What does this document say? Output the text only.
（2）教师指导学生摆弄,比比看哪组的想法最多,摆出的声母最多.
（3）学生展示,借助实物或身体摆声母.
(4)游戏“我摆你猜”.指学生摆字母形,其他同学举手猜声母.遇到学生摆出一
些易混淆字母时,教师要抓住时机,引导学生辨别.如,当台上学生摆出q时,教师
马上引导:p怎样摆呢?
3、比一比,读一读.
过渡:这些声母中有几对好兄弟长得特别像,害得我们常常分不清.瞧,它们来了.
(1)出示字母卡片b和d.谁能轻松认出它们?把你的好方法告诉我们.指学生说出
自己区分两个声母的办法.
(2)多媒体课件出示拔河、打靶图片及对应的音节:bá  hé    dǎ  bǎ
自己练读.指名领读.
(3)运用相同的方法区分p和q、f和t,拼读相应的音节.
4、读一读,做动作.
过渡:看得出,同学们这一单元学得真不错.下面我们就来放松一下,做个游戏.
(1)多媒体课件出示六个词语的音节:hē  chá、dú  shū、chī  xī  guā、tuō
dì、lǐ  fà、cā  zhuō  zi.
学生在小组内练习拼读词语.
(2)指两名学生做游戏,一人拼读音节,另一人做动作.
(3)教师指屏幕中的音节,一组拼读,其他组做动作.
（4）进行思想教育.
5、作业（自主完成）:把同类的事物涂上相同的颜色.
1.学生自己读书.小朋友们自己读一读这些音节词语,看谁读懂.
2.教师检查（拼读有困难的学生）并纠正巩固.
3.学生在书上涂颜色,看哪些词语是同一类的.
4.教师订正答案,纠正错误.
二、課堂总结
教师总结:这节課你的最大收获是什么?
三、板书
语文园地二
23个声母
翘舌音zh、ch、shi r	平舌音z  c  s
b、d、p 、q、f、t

=======

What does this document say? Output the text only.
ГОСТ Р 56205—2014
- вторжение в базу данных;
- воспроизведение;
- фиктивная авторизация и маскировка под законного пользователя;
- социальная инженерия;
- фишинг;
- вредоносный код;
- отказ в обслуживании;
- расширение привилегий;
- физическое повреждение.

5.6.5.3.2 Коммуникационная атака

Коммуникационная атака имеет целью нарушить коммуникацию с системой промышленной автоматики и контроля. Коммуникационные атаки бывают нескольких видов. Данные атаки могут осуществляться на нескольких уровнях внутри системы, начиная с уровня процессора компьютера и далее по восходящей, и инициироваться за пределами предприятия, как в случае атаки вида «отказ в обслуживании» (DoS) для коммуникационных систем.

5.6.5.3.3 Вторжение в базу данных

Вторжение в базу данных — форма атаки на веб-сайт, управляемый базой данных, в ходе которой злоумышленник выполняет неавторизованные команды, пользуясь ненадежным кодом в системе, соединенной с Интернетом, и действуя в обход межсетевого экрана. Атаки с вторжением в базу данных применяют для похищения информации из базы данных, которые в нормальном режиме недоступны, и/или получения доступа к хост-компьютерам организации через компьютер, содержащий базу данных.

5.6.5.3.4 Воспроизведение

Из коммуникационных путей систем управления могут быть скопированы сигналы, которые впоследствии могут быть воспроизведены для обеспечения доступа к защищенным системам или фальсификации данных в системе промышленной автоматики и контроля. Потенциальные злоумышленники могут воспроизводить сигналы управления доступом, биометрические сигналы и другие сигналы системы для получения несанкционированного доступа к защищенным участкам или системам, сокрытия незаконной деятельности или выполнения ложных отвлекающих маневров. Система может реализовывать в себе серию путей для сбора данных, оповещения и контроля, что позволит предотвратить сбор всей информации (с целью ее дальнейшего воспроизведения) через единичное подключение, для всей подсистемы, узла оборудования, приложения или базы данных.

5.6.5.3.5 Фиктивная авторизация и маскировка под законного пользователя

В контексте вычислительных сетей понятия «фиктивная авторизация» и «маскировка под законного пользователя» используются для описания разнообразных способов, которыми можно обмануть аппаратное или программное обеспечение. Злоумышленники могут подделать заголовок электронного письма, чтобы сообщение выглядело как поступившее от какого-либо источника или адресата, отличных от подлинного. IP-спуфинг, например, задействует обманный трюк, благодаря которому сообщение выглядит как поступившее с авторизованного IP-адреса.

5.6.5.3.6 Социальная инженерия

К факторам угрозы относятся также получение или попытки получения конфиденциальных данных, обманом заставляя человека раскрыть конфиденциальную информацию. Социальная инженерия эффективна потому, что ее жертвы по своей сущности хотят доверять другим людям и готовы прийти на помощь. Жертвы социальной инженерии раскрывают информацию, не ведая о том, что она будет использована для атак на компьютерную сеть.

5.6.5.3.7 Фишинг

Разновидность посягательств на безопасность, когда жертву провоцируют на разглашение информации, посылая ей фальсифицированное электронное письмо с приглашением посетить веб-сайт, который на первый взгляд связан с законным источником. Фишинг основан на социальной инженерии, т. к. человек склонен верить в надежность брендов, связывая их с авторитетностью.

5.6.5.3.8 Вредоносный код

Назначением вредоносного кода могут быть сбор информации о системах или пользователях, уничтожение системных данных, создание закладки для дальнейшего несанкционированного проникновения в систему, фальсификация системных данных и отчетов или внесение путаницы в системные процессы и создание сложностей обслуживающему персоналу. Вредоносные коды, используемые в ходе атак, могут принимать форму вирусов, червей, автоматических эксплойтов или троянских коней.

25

=======

### EXERCISE TASK:
Look through the material above and work out how many of its lines contain "системе". State the number only.

### TASK SOLUTION:
2